▶ [Set exercise]: Gather each line of the records where "Released" appears.

▶ [Data to process]:
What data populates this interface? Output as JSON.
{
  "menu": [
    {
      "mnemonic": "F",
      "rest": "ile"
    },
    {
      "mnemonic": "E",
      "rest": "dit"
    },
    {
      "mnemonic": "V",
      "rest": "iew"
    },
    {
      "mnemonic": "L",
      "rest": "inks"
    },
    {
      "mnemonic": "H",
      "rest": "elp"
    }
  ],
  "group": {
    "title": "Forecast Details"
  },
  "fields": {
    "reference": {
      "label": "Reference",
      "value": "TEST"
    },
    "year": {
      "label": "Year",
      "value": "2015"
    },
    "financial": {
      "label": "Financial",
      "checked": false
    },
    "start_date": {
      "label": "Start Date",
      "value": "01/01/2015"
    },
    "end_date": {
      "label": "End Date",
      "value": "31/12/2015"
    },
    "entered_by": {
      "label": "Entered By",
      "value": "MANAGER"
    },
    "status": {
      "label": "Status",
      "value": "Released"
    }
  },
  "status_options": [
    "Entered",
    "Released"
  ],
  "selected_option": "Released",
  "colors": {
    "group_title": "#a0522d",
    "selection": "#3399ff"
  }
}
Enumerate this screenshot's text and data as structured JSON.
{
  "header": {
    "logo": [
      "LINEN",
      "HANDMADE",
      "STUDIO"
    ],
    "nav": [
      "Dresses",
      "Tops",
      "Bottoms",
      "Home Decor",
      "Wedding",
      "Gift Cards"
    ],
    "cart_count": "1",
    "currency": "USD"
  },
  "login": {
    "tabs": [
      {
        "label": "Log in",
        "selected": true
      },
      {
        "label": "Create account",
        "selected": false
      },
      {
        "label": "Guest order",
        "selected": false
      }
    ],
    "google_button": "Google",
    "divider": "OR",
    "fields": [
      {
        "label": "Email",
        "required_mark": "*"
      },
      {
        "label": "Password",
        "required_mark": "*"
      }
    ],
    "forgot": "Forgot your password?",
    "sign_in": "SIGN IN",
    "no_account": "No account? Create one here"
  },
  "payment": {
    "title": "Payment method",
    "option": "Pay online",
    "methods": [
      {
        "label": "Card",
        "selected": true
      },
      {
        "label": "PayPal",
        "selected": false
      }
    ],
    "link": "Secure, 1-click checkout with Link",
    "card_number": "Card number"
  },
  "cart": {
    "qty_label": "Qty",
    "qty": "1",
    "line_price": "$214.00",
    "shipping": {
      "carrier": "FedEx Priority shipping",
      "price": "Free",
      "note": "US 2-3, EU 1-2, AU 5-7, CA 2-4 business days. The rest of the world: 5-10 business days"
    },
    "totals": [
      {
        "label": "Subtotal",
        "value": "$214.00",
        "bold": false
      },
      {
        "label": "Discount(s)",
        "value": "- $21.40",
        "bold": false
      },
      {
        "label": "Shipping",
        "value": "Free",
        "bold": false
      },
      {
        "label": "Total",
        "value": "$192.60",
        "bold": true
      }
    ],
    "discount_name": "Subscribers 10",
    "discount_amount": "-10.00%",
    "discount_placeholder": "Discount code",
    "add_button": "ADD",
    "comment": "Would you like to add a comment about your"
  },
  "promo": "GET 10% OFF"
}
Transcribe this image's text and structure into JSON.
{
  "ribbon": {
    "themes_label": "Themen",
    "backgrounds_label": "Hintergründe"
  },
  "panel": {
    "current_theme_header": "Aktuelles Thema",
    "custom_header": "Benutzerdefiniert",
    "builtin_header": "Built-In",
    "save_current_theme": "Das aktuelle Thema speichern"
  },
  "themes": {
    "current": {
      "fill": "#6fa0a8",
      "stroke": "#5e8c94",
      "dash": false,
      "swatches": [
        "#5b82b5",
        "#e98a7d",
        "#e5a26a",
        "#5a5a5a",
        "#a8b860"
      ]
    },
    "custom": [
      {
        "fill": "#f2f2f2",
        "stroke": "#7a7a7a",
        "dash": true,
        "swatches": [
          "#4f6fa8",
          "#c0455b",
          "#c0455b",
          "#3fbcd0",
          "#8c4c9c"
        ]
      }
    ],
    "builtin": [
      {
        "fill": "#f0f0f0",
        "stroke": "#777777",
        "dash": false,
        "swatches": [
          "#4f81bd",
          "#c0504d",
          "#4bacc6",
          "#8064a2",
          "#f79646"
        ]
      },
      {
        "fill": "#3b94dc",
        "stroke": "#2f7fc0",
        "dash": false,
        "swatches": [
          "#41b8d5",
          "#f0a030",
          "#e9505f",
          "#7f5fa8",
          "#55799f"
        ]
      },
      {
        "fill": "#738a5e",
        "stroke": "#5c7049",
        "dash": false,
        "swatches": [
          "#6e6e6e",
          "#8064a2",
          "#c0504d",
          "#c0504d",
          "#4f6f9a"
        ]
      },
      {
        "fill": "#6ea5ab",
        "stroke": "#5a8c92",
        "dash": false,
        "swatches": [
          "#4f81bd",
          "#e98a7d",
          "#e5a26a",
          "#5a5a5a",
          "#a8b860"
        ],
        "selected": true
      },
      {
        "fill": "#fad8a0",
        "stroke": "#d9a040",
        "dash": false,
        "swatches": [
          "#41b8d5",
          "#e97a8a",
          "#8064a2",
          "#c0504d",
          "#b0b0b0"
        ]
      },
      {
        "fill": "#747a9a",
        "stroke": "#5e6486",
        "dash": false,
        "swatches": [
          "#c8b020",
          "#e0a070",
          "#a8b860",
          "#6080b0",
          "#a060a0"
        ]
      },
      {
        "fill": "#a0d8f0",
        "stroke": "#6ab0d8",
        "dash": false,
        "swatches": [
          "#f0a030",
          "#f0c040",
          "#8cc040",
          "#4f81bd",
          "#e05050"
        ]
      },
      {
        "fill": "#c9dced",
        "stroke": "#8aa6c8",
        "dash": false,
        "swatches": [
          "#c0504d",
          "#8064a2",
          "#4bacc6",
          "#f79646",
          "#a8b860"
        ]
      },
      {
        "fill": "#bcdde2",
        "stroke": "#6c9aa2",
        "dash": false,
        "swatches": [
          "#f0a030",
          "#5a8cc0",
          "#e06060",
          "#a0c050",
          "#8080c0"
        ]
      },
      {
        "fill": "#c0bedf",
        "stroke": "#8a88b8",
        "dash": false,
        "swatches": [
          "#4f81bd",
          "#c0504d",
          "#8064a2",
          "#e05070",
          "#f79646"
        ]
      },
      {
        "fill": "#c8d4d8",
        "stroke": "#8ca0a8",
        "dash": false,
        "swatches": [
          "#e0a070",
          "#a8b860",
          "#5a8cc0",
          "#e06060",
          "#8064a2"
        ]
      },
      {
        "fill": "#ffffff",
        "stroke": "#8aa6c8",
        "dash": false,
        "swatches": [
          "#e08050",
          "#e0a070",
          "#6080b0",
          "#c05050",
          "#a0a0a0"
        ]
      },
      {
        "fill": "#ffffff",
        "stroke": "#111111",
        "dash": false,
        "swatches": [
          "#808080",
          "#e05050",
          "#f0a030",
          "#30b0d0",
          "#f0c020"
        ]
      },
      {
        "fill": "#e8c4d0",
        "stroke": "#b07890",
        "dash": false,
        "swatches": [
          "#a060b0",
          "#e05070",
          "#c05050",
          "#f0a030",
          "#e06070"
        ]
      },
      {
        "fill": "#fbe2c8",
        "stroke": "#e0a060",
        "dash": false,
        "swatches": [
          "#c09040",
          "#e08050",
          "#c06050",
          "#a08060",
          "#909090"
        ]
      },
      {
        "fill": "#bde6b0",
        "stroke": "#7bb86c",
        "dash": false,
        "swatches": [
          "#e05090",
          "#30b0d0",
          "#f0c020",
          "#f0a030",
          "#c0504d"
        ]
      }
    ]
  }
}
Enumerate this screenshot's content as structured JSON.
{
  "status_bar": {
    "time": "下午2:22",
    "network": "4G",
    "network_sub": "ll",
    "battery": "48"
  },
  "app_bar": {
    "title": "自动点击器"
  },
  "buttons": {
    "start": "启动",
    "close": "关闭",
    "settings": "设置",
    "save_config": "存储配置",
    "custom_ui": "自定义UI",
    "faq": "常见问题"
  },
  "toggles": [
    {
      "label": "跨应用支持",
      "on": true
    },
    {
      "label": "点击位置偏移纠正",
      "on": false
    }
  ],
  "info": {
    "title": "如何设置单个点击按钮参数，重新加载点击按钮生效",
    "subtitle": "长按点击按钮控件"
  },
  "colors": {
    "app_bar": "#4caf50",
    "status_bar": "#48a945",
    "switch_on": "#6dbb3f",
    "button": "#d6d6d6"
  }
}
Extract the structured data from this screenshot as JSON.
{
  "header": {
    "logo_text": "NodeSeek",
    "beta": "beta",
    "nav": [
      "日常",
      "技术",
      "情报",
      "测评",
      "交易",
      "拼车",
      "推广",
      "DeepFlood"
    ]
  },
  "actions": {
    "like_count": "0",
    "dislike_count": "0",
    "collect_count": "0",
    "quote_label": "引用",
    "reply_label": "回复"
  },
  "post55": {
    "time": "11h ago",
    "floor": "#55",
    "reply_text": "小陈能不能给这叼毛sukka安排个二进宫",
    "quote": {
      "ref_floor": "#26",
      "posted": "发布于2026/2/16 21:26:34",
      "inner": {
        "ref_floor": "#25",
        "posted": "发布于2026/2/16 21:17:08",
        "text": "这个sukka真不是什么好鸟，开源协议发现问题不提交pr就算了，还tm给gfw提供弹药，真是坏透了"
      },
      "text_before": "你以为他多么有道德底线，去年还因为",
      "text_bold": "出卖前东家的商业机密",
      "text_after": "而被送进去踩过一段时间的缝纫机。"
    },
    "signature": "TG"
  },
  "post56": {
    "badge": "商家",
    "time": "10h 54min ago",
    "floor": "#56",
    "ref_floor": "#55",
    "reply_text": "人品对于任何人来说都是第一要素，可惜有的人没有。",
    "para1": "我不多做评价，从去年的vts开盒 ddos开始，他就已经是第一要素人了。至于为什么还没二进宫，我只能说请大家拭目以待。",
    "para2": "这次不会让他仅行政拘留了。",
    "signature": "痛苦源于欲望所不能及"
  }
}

▶ [Output]:
      "value": "Released"
    "Released"
  "selected_option": "Released",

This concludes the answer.